Records for the task >>

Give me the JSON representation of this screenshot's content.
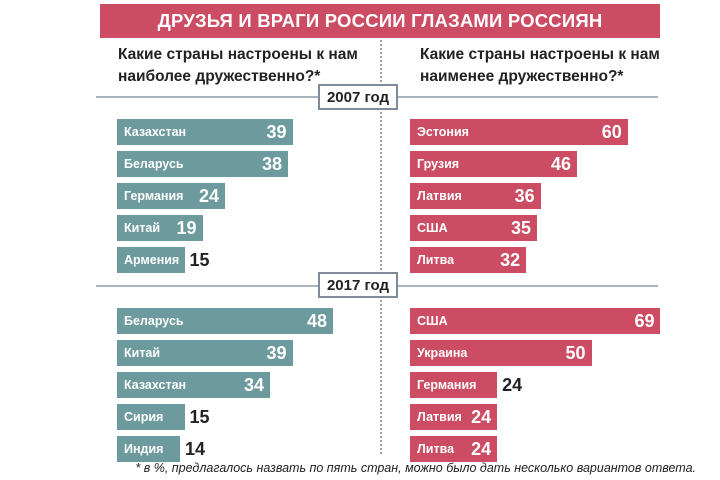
{
  "title": "ДРУЗЬЯ И ВРАГИ РОССИИ ГЛАЗАМИ РОССИЯН",
  "question_left": "Какие страны настроены к нам наиболее дружественно?*",
  "question_right": "Какие страны настроены к нам наименее дружественно?*",
  "footnote": "* в %, предлагалось назвать по пять стран, можно было дать несколько вариантов ответа.",
  "colors": {
    "title_bg": "#cc4c63",
    "friend": "#6c9a9d",
    "enemy": "#cc4c63"
  },
  "chart_data": [
    {
      "type": "bar",
      "panel": "2007 год",
      "side": "left",
      "series_color": "#6c9a9d",
      "categories": [
        "Казахстан",
        "Беларусь",
        "Германия",
        "Китай",
        "Армения"
      ],
      "values": [
        39,
        38,
        24,
        19,
        15
      ]
    },
    {
      "type": "bar",
      "panel": "2007 год",
      "side": "right",
      "series_color": "#cc4c63",
      "categories": [
        "Эстония",
        "Грузия",
        "Латвия",
        "США",
        "Литва"
      ],
      "values": [
        60,
        46,
        36,
        35,
        32
      ]
    },
    {
      "type": "bar",
      "panel": "2017 год",
      "side": "left",
      "series_color": "#6c9a9d",
      "categories": [
        "Беларусь",
        "Китай",
        "Казахстан",
        "Сирия",
        "Индия"
      ],
      "values": [
        48,
        39,
        34,
        15,
        14
      ]
    },
    {
      "type": "bar",
      "panel": "2017 год",
      "side": "right",
      "series_color": "#cc4c63",
      "categories": [
        "США",
        "Украина",
        "Германия",
        "Латвия",
        "Литва"
      ],
      "values": [
        69,
        50,
        24,
        24,
        24
      ]
    }
  ]
}
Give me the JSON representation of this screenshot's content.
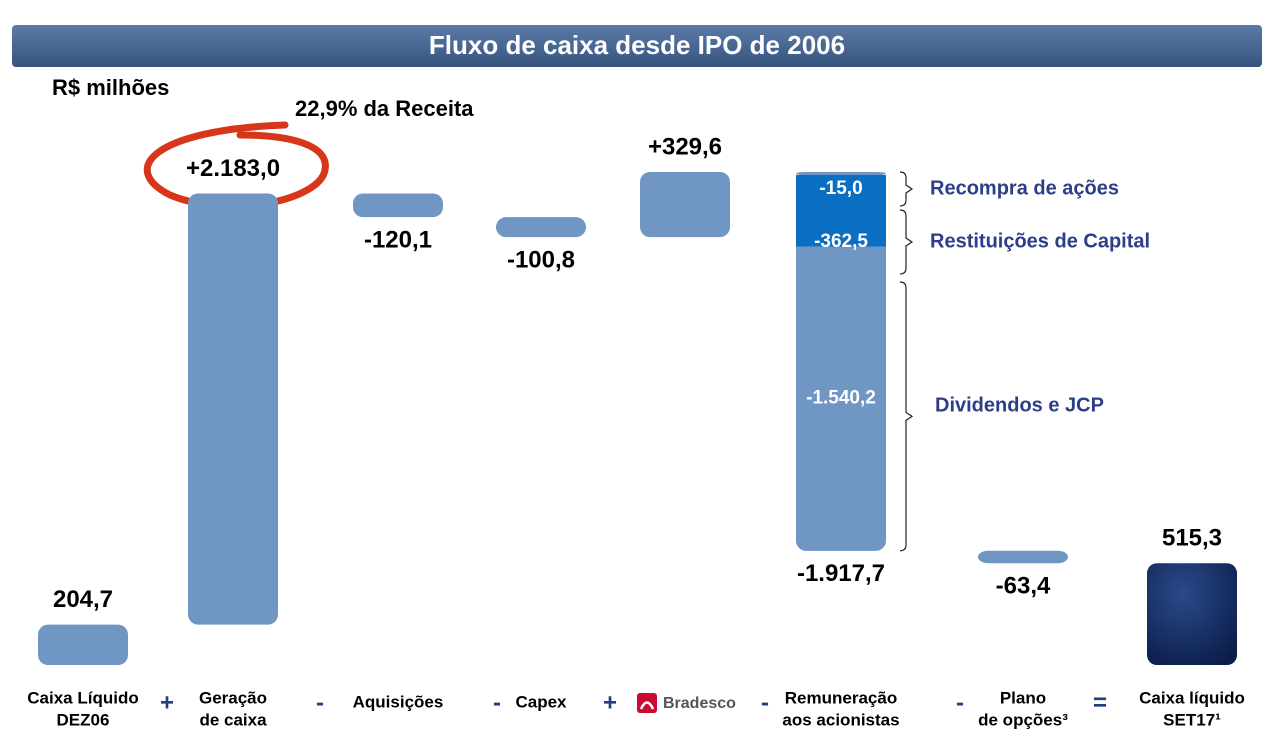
{
  "chart_data": {
    "type": "waterfall",
    "title": "Fluxo de caixa desde IPO de 2006",
    "subtitle": "R$ milhões",
    "annotation": "22,9% da Receita",
    "categories": [
      [
        "Caixa Líquido",
        "DEZ06"
      ],
      [
        "Geração",
        "de caixa"
      ],
      [
        "Aquisições"
      ],
      [
        "Capex"
      ],
      [
        "Bradesco"
      ],
      [
        "Remuneração",
        "aos acionistas"
      ],
      [
        "Plano",
        "de opções³"
      ],
      [
        "Caixa líquido",
        "SET17¹"
      ]
    ],
    "operators": [
      "+",
      "-",
      "-",
      "+",
      "-",
      "-",
      "="
    ],
    "values": [
      204.7,
      2183.0,
      -120.1,
      -100.8,
      329.6,
      -1917.7,
      -63.4,
      515.3
    ],
    "value_labels": [
      "204,7",
      "+2.183,0",
      "-120,1",
      "-100,8",
      "+329,6",
      "-1.917,7",
      "-63,4",
      "515,3"
    ],
    "totals": [
      0,
      7
    ],
    "color": "#7096c4",
    "total_color": "#132c63",
    "breakdown": {
      "category": 5,
      "names": [
        "Recompra de ações",
        "Restituições de Capital",
        "Dividendos e JCP"
      ],
      "values": [
        -15.0,
        -362.5,
        -1540.2
      ],
      "value_labels": [
        "-15,0",
        "-362,5",
        "-1.540,2"
      ],
      "colors": [
        "#7096c4",
        "#0a6fc2",
        "#7096c4"
      ]
    }
  }
}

Exercise goal >>
The material above must be printed exactly, with its pictures left out.

The solution >>
Give me the JSON representation of this screenshot's content.
{
  "title": "ДРУЗЬЯ И ВРАГИ РОССИИ ГЛАЗАМИ РОССИЯН",
  "question_left": "Какие страны настроены к нам наиболее дружественно?*",
  "question_right": "Какие страны настроены к нам наименее дружественно?*",
  "footnote": "* в %, предлагалось назвать по пять стран, можно было дать несколько вариантов ответа.",
  "colors": {
    "title_bg": "#cc4c63",
    "friend": "#6c9a9d",
    "enemy": "#cc4c63"
  },
  "chart_data": [
    {
      "type": "bar",
      "panel": "2007 год",
      "side": "left",
      "series_color": "#6c9a9d",
      "categories": [
        "Казахстан",
        "Беларусь",
        "Германия",
        "Китай",
        "Армения"
      ],
      "values": [
        39,
        38,
        24,
        19,
        15
      ]
    },
    {
      "type": "bar",
      "panel": "2007 год",
      "side": "right",
      "series_color": "#cc4c63",
      "categories": [
        "Эстония",
        "Грузия",
        "Латвия",
        "США",
        "Литва"
      ],
      "values": [
        60,
        46,
        36,
        35,
        32
      ]
    },
    {
      "type": "bar",
      "panel": "2017 год",
      "side": "left",
      "series_color": "#6c9a9d",
      "categories": [
        "Беларусь",
        "Китай",
        "Казахстан",
        "Сирия",
        "Индия"
      ],
      "values": [
        48,
        39,
        34,
        15,
        14
      ]
    },
    {
      "type": "bar",
      "panel": "2017 год",
      "side": "right",
      "series_color": "#cc4c63",
      "categories": [
        "США",
        "Украина",
        "Германия",
        "Латвия",
        "Литва"
      ],
      "values": [
        69,
        50,
        24,
        24,
        24
      ]
    }
  ]
}
Give me the JSON representation of this screenshot's content.
{
  "chart_data": {
    "type": "waterfall",
    "title": "Fluxo de caixa desde IPO de 2006",
    "subtitle": "R$ milhões",
    "annotation": "22,9% da Receita",
    "categories": [
      [
        "Caixa Líquido",
        "DEZ06"
      ],
      [
        "Geração",
        "de caixa"
      ],
      [
        "Aquisições"
      ],
      [
        "Capex"
      ],
      [
        "Bradesco"
      ],
      [
        "Remuneração",
        "aos acionistas"
      ],
      [
        "Plano",
        "de opções³"
      ],
      [
        "Caixa líquido",
        "SET17¹"
      ]
    ],
    "operators": [
      "+",
      "-",
      "-",
      "+",
      "-",
      "-",
      "="
    ],
    "values": [
      204.7,
      2183.0,
      -120.1,
      -100.8,
      329.6,
      -1917.7,
      -63.4,
      515.3
    ],
    "value_labels": [
      "204,7",
      "+2.183,0",
      "-120,1",
      "-100,8",
      "+329,6",
      "-1.917,7",
      "-63,4",
      "515,3"
    ],
    "totals": [
      0,
      7
    ],
    "color": "#7096c4",
    "total_color": "#132c63",
    "breakdown": {
      "category": 5,
      "names": [
        "Recompra de ações",
        "Restituições de Capital",
        "Dividendos e JCP"
      ],
      "values": [
        -15.0,
        -362.5,
        -1540.2
      ],
      "value_labels": [
        "-15,0",
        "-362,5",
        "-1.540,2"
      ],
      "colors": [
        "#7096c4",
        "#0a6fc2",
        "#7096c4"
      ]
    }
  }
}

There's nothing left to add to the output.